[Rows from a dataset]
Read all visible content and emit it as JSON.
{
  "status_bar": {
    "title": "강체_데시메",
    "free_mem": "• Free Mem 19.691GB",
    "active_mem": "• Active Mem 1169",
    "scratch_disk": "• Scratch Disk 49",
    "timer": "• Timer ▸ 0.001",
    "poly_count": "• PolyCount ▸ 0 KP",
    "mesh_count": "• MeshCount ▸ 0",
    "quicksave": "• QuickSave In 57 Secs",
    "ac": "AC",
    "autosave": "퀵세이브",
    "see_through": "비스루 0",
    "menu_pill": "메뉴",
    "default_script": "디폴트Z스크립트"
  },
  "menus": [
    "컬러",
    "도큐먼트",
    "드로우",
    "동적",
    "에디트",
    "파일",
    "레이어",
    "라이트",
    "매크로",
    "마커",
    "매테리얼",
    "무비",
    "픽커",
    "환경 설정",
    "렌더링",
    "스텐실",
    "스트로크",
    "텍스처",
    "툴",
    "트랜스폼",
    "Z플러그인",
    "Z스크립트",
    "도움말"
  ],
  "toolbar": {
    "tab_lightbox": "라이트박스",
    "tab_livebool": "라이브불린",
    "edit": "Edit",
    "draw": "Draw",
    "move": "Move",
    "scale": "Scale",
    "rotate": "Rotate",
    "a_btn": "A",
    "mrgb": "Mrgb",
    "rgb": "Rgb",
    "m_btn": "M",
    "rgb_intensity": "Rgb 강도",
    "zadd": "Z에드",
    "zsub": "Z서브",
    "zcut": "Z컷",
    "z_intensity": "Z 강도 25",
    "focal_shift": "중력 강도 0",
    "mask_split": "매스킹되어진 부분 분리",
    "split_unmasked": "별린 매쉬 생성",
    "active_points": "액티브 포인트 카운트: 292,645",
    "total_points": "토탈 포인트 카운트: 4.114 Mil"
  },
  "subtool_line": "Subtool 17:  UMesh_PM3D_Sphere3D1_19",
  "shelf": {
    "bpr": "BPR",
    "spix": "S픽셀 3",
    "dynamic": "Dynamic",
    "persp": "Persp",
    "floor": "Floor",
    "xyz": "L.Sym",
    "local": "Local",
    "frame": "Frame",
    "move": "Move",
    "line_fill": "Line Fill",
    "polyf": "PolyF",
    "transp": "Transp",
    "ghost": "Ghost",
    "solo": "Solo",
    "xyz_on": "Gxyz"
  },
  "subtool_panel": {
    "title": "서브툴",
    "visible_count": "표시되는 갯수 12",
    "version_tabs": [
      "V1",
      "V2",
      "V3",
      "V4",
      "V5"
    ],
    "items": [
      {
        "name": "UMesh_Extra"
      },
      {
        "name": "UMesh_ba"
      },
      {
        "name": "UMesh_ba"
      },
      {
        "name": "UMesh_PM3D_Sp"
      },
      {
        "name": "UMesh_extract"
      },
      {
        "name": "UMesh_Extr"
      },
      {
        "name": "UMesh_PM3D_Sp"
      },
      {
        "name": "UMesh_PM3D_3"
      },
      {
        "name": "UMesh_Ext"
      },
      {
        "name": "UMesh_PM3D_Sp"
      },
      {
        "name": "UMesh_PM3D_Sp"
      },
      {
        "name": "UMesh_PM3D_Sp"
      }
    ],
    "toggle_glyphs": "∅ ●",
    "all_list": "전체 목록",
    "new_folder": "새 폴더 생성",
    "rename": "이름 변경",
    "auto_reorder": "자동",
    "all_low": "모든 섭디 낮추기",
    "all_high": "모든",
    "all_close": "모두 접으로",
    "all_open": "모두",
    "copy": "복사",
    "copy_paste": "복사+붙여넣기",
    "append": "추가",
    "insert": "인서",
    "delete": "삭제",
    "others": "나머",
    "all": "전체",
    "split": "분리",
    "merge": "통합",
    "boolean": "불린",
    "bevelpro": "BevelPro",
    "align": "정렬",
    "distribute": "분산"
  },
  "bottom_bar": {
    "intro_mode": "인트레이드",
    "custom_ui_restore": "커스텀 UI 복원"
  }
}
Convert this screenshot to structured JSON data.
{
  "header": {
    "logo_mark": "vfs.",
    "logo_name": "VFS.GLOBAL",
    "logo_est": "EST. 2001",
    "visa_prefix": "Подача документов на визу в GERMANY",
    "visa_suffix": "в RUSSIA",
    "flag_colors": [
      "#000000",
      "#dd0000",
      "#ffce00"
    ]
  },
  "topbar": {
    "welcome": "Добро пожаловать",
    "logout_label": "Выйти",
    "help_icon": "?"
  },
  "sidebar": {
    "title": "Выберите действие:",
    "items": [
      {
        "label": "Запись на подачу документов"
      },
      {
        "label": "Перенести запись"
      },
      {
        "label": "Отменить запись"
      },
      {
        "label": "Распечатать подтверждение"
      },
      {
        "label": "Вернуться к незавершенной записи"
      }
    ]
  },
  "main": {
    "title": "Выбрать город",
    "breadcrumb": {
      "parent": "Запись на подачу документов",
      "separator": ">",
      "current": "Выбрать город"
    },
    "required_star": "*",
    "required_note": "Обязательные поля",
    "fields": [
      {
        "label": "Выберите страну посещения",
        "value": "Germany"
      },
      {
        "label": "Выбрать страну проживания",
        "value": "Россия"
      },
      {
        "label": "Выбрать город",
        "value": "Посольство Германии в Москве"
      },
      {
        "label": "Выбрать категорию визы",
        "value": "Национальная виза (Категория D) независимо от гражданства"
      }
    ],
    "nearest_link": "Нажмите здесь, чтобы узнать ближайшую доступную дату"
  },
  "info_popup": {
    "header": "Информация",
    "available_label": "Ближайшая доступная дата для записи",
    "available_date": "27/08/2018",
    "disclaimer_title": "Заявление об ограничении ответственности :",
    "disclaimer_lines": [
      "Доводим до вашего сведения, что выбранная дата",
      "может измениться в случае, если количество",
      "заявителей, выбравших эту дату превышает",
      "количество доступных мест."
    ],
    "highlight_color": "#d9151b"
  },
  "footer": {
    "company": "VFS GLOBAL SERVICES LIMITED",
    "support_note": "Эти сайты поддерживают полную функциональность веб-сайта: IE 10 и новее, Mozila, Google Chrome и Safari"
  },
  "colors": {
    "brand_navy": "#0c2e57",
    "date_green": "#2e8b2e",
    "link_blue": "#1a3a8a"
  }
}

■ Your goal
Your answer should be a single number: the count of lines in the data that include the word "value".

■ Result of the exercise
4